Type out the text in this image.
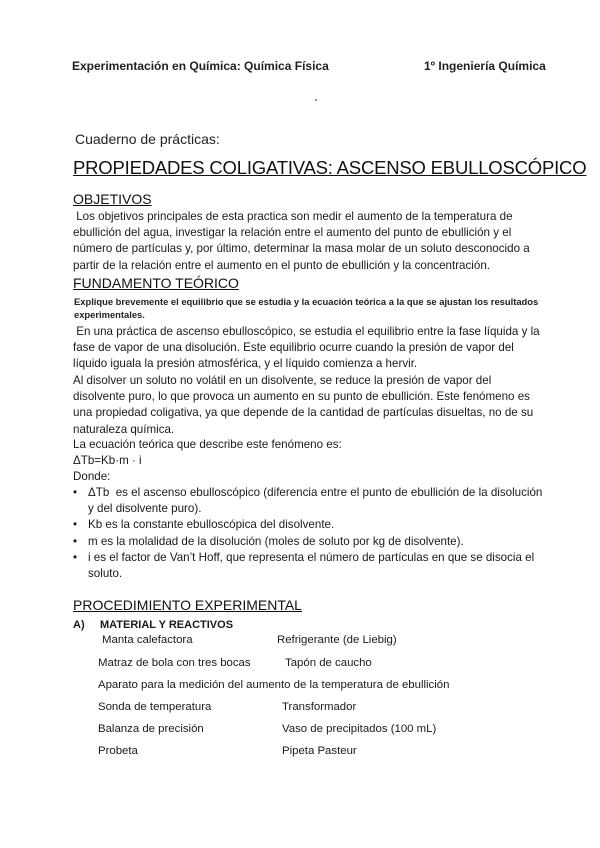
Experimentación en Química: Química Física	1º Ingeniería Química
Cuaderno de prácticas:
PROPIEDADES COLIGATIVAS: ASCENSO EBULLOSCÓPICO
OBJETIVOS
Los objetivos principales de esta practica son medir el aumento de la temperatura de
ebullición del agua, investigar la relación entre el aumento del punto de ebullición y el
número de partículas y, por último, determinar la masa molar de un soluto desconocido a
partir de la relación entre el aumento en el punto de ebullición y la concentración.
FUNDAMENTO TEÓRICO
Explique brevemente el equilibrio que se estudia y la ecuación teórica a la que se ajustan los resultados
experimentales.
En una práctica de ascenso ebulloscópico, se estudia el equilibrio entre la fase líquida y la
fase de vapor de una disolución. Este equilibrio ocurre cuando la presión de vapor del
líquido iguala la presión atmosférica, y el líquido comienza a hervir.
Al disolver un soluto no volátil en un disolvente, se reduce la presión de vapor del
disolvente puro, lo que provoca un aumento en su punto de ebullición. Este fenómeno es
una propiedad coligativa, ya que depende de la cantidad de partículas disueltas, no de su
naturaleza química.
La ecuación teórica que describe este fenómeno es:
ΔTb=Kb·m · i
Donde:
• ΔTb  es el ascenso ebulloscópico (diferencia entre el punto de ebullición de la disolución
y del disolvente puro).
• Kb es la constante ebulloscópica del disolvente.
• m es la molalidad de la disolución (moles de soluto por kg de disolvente).
• i es el factor de Van’t Hoff, que representa el número de partículas en que se disocia el
soluto.
PROCEDIMIENTO EXPERIMENTAL
A) MATERIAL Y REACTIVOS
Manta calefactora	Refrigerante (de Liebig)
Matraz de bola con tres bocas	Tapón de caucho
Aparato para la medición del aumento de la temperatura de ebullición
Sonda de temperatura	Transformador
Balanza de precisión	Vaso de precipitados (100 mL)
Probeta	Pipeta Pasteur
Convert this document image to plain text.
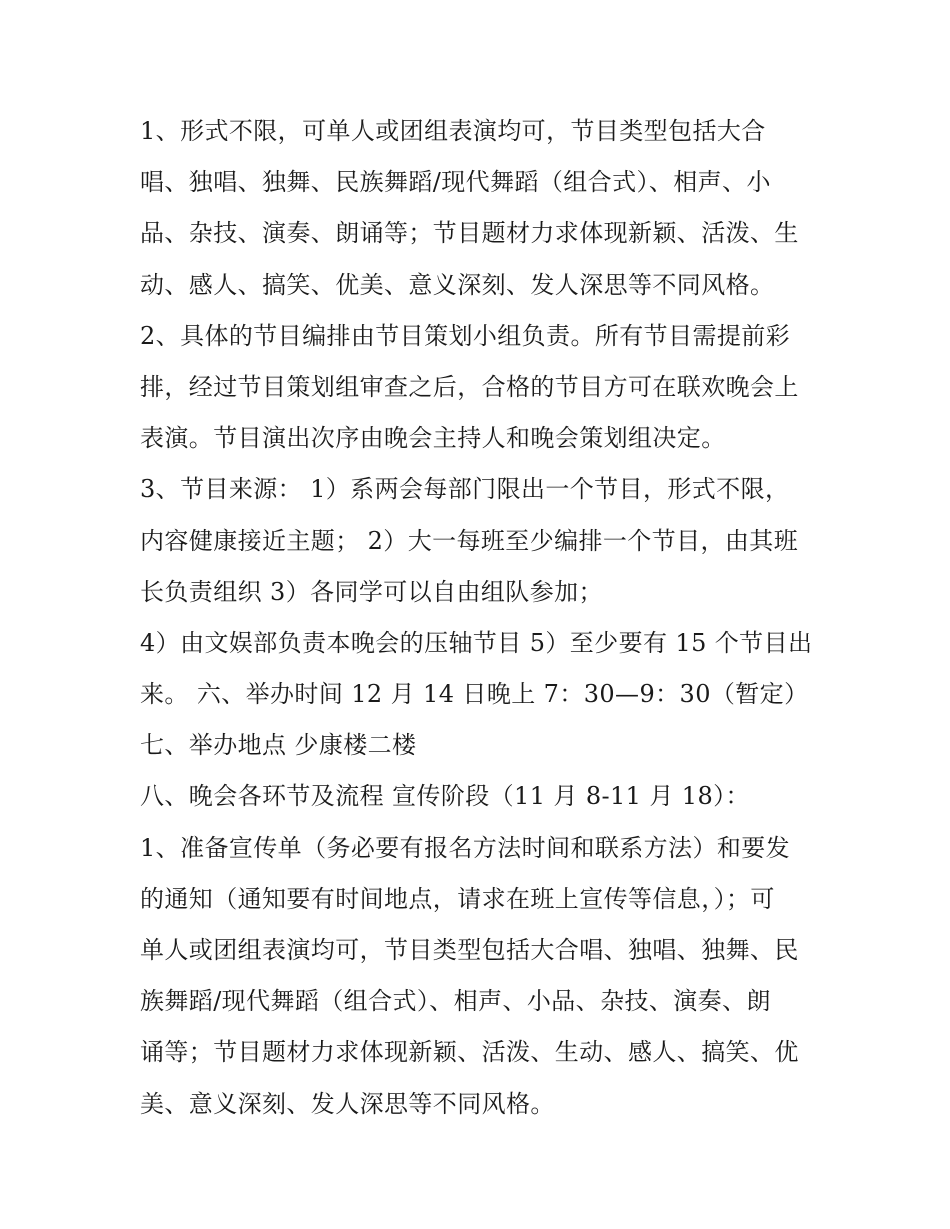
1、形式不限，可单人或团组表演均可，节目类型包括大合
唱、独唱、独舞、民族舞蹈/现代舞蹈（组合式）、相声、小
品、杂技、演奏、朗诵等；节目题材力求体现新颖、活泼、生
动、感人、搞笑、优美、意义深刻、发人深思等不同风格。
2、具体的节目编排由节目策划小组负责。所有节目需提前彩
排，经过节目策划组审查之后，合格的节目方可在联欢晚会上
表演。节目演出次序由晚会主持人和晚会策划组决定。
3、节目来源： 1）系两会每部门限出一个节目，形式不限，
内容健康接近主题； 2）大一每班至少编排一个节目，由其班
长负责组织 3）各同学可以自由组队参加；
4）由文娱部负责本晚会的压轴节目 5）至少要有 15 个节目出
来。 六、举办时间 12 月 14 日晚上 7：30—9：30（暂定）
七、举办地点 少康楼二楼
八、晚会各环节及流程 宣传阶段（11 月 8-11 月 18）：
1、准备宣传单（务必要有报名方法时间和联系方法）和要发
的通知（通知要有时间地点，请求在班上宣传等信息，）；可
单人或团组表演均可，节目类型包括大合唱、独唱、独舞、民
族舞蹈/现代舞蹈（组合式）、相声、小品、杂技、演奏、朗
诵等；节目题材力求体现新颖、活泼、生动、感人、搞笑、优
美、意义深刻、发人深思等不同风格。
* * * * * * * * *
Written instruction: Copy every line of the listing where the word "estudia" appears.

Written solution:
Explique brevemente el equilibrio que se estudia y la ecuación teórica a la que se ajustan los resultados
En una práctica de ascenso ebulloscópico, se estudia el equilibrio entre la fase líquida y la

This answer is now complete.